___ Items

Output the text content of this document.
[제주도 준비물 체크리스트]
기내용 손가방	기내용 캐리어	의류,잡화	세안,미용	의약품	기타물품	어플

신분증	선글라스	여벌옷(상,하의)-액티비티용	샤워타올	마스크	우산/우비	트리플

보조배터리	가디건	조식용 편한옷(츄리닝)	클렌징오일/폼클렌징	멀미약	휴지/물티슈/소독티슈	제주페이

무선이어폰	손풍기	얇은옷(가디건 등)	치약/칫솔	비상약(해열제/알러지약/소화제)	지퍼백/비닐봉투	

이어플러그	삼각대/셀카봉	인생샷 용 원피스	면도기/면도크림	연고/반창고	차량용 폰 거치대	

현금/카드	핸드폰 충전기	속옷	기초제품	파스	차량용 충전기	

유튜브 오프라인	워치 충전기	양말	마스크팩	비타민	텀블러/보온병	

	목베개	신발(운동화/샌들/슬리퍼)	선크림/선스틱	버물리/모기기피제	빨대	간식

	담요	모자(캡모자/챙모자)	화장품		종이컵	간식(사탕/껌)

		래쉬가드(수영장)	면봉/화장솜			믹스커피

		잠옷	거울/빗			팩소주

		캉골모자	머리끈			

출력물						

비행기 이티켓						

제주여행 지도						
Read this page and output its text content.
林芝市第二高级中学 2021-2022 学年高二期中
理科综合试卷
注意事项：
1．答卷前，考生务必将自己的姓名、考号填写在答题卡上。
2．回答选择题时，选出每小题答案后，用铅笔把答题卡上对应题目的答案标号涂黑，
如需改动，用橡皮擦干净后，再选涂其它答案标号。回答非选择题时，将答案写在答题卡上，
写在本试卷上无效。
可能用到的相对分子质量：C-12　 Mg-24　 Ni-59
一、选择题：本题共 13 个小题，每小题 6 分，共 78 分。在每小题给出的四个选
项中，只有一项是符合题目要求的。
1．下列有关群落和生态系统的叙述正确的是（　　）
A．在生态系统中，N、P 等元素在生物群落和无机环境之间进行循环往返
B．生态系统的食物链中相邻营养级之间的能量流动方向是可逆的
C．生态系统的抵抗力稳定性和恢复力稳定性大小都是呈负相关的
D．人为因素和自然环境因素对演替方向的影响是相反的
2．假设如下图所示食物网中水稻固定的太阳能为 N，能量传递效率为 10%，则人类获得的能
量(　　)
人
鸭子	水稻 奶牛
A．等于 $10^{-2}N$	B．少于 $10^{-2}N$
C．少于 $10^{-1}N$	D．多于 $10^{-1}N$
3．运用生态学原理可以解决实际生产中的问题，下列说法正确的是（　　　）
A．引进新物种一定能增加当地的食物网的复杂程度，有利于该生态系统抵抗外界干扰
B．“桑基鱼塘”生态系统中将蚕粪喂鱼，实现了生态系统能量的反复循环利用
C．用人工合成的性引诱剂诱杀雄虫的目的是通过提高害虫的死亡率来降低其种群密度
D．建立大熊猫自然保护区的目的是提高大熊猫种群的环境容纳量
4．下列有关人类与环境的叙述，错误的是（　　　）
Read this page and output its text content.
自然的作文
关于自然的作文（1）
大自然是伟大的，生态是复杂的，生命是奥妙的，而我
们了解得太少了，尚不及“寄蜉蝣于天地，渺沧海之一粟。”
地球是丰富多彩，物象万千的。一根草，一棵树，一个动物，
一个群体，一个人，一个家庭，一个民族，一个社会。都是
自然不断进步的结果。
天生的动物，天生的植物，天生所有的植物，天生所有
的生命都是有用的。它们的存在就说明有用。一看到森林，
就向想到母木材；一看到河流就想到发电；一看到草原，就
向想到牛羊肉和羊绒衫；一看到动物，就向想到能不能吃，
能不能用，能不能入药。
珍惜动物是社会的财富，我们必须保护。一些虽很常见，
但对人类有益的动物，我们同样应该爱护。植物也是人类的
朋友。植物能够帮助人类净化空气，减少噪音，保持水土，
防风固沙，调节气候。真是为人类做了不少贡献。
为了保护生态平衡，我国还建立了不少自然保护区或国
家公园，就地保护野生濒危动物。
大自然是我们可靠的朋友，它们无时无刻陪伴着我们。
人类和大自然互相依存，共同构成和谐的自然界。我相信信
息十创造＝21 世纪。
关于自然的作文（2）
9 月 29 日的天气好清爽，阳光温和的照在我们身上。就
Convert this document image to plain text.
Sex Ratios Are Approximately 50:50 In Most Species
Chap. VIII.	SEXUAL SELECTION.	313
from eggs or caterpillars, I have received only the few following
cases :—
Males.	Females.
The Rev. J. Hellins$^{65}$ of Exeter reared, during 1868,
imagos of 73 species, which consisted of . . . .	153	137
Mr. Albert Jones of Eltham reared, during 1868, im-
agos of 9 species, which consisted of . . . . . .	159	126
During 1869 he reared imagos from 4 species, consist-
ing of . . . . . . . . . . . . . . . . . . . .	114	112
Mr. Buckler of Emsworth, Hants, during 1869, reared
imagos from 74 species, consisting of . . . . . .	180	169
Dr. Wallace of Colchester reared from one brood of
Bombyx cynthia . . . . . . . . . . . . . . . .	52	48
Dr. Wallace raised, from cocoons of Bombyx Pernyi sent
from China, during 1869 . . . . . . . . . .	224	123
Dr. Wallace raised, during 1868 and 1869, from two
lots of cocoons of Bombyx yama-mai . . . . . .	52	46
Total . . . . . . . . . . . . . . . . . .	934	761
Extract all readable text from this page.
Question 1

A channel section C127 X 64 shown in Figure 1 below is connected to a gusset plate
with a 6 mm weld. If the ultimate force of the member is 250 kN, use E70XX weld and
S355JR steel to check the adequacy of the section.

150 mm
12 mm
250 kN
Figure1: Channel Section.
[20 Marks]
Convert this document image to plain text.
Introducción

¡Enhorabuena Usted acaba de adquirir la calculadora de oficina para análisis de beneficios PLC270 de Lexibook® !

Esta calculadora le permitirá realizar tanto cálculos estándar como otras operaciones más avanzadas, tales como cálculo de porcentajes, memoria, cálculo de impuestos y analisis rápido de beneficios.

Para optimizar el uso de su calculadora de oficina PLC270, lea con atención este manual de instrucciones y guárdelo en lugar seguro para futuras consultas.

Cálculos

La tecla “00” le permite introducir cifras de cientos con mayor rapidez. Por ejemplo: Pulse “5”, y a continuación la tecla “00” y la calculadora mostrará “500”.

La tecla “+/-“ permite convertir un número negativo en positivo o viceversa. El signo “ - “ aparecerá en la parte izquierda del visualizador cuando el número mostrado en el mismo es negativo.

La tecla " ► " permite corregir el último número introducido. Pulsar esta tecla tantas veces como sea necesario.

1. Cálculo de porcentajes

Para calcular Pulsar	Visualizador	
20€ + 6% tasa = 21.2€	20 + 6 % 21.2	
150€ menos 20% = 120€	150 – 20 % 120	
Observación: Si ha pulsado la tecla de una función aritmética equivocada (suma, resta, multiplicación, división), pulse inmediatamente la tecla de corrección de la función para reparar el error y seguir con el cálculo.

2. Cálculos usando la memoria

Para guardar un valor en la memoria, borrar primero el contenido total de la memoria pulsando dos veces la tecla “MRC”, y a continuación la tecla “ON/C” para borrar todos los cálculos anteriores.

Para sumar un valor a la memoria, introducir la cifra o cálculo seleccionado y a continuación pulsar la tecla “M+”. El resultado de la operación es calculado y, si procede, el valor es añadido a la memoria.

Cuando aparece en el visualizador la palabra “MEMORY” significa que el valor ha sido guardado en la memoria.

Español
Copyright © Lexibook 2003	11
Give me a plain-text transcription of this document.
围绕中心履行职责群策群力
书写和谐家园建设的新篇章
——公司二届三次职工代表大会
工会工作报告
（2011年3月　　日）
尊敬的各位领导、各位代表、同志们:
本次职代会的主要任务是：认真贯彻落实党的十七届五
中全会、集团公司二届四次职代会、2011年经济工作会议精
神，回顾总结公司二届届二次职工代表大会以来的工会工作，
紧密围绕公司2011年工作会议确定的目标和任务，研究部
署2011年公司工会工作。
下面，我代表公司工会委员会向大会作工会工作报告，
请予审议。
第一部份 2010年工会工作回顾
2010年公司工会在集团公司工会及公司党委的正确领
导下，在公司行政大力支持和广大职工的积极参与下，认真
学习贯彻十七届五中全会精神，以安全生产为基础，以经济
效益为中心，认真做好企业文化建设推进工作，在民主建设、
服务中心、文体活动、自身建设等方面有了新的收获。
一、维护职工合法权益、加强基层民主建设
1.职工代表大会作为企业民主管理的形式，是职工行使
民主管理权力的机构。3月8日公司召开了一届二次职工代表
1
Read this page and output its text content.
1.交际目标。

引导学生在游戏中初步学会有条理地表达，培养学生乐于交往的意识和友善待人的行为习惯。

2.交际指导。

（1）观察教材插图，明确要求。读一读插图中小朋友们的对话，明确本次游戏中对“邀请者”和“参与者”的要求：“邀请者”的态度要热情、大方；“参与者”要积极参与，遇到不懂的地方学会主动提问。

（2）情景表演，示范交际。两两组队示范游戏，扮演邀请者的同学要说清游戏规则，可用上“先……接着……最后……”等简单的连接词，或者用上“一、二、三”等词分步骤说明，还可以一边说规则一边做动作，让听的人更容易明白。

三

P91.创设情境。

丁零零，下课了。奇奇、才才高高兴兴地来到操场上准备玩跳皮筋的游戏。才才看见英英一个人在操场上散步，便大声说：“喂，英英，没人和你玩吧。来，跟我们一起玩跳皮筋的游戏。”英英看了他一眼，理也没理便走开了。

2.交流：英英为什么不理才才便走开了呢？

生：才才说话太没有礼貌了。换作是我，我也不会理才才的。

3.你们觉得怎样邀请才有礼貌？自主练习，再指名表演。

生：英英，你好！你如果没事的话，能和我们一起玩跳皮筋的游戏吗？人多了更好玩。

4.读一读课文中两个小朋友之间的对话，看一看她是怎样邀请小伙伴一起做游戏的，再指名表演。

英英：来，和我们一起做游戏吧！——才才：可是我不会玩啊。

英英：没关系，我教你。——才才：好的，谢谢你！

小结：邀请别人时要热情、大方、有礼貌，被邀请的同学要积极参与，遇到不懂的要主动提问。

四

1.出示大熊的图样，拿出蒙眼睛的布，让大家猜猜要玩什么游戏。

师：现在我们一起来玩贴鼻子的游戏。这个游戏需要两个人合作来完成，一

______

• _Requirements_: Among the records above, find each line holding the string "which" and pull it out.

• _Reply_:
imagos of 73 species, which consisted of . . . .	153	137
agos of 9 species, which consisted of . . . . . .	159	126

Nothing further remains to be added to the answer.